» **Supplied records**

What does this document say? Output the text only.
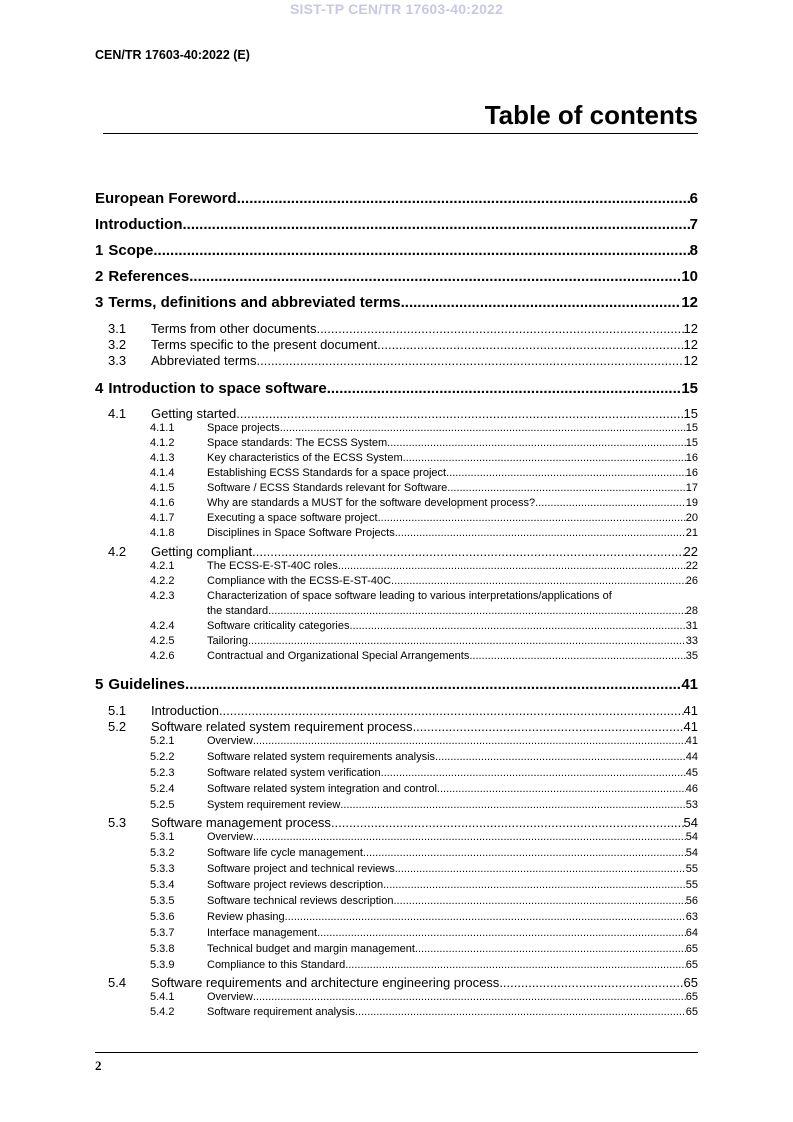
SIST-TP CEN/TR 17603-40:2022
CEN/TR 17603-40:2022 (E)
Table of contents
European Foreword .....	6
Introduction .....	7
1 Scope .....	8
2 References .....	10
3 Terms, definitions and abbreviated terms .....	12
3.1	Terms from other documents .....	12
3.2	Terms specific to the present document .....	12
3.3	Abbreviated terms .....	12
4 Introduction to space software .....	15
4.1	Getting started .....	15
4.1.1	Space projects .....	15
4.1.2	Space standards: The ECSS System .....	15
4.1.3	Key characteristics of the ECSS System .....	16
4.1.4	Establishing ECSS Standards for a space project .....	16
4.1.5	Software / ECSS Standards relevant for Software .....	17
4.1.6	Why are standards a MUST for the software development process? .....	19
4.1.7	Executing a space software project .....	20
4.1.8	Disciplines in Space Software Projects .....	21
4.2	Getting compliant .....	22
4.2.1	The ECSS-E-ST-40C roles .....	22
4.2.2	Compliance with the ECSS-E-ST-40C .....	26
4.2.3	Characterization of space software leading to various interpretations/applications of
the standard .....	28
4.2.4	Software criticality categories .....	31
4.2.5	Tailoring .....	33
4.2.6	Contractual and Organizational Special Arrangements .....	35
5 Guidelines .....	41
5.1	Introduction .....	41
5.2	Software related system requirement process .....	41
5.2.1	Overview .....	41
5.2.2	Software related system requirements analysis .....	44
5.2.3	Software related system verification .....	45
5.2.4	Software related system integration and control .....	46
5.2.5	System requirement review .....	53
5.3	Software management process .....	54
5.3.1	Overview .....	54
5.3.2	Software life cycle management .....	54
5.3.3	Software project and technical reviews .....	55
5.3.4	Software project reviews description .....	55
5.3.5	Software technical reviews description .....	56
5.3.6	Review phasing .....	63
5.3.7	Interface management .....	64
5.3.8	Technical budget and margin management .....	65
5.3.9	Compliance to this Standard .....	65
5.4	Software requirements and architecture engineering process .....	65
5.4.1	Overview .....	65
5.4.2	Software requirement analysis .....	65
2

» **Challenge**
Without the pictures, copy the material exactly as given.

» **Output below**
What does this document say? Output the text only.
SIST-TP CEN/TR 17603-40:2022
CEN/TR 17603-40:2022 (E)
Table of contents
European Foreword .....	6
Introduction .....	7
1 Scope .....	8
2 References .....	10
3 Terms, definitions and abbreviated terms .....	12
3.1	Terms from other documents .....	12
3.2	Terms specific to the present document .....	12
3.3	Abbreviated terms .....	12
4 Introduction to space software .....	15
4.1	Getting started .....	15
4.1.1	Space projects .....	15
4.1.2	Space standards: The ECSS System .....	15
4.1.3	Key characteristics of the ECSS System .....	16
4.1.4	Establishing ECSS Standards for a space project .....	16
4.1.5	Software / ECSS Standards relevant for Software .....	17
4.1.6	Why are standards a MUST for the software development process? .....	19
4.1.7	Executing a space software project .....	20
4.1.8	Disciplines in Space Software Projects .....	21
4.2	Getting compliant .....	22
4.2.1	The ECSS-E-ST-40C roles .....	22
4.2.2	Compliance with the ECSS-E-ST-40C .....	26
4.2.3	Characterization of space software leading to various interpretations/applications of
the standard .....	28
4.2.4	Software criticality categories .....	31
4.2.5	Tailoring .....	33
4.2.6	Contractual and Organizational Special Arrangements .....	35
5 Guidelines .....	41
5.1	Introduction .....	41
5.2	Software related system requirement process .....	41
5.2.1	Overview .....	41
5.2.2	Software related system requirements analysis .....	44
5.2.3	Software related system verification .....	45
5.2.4	Software related system integration and control .....	46
5.2.5	System requirement review .....	53
5.3	Software management process .....	54
5.3.1	Overview .....	54
5.3.2	Software life cycle management .....	54
5.3.3	Software project and technical reviews .....	55
5.3.4	Software project reviews description .....	55
5.3.5	Software technical reviews description .....	56
5.3.6	Review phasing .....	63
5.3.7	Interface management .....	64
5.3.8	Technical budget and margin management .....	65
5.3.9	Compliance to this Standard .....	65
5.4	Software requirements and architecture engineering process .....	65
5.4.1	Overview .....	65
5.4.2	Software requirement analysis .....	65
2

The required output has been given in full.